(Stored items from a collection)
• • • • •
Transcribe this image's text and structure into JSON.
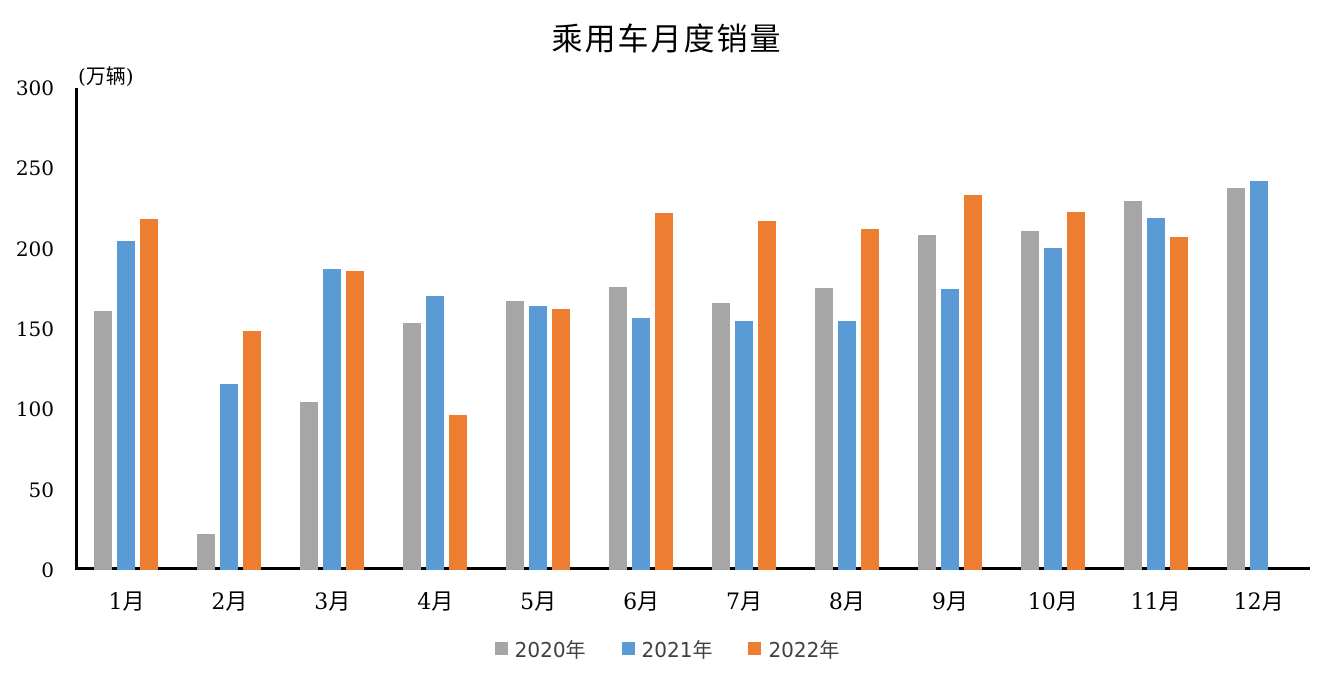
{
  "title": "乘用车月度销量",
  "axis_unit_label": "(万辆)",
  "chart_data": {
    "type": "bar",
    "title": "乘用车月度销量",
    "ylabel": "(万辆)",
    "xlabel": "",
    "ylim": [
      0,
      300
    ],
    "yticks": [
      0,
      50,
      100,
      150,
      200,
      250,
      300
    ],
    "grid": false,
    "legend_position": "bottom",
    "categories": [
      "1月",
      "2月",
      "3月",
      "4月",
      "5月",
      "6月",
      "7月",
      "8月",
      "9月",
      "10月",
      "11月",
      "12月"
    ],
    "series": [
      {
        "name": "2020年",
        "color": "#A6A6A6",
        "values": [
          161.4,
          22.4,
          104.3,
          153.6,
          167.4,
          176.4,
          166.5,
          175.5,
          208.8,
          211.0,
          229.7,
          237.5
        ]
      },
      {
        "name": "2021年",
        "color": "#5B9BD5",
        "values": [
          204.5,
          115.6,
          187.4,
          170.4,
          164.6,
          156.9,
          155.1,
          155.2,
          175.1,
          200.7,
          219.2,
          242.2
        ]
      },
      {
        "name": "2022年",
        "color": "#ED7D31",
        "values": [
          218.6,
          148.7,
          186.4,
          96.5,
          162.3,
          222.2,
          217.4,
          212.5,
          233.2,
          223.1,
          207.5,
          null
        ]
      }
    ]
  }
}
• • • • •
Reproduce each line of the material containing the word "color".

        "color": "#A6A6A6",
        "color": "#5B9BD5",
        "color": "#ED7D31",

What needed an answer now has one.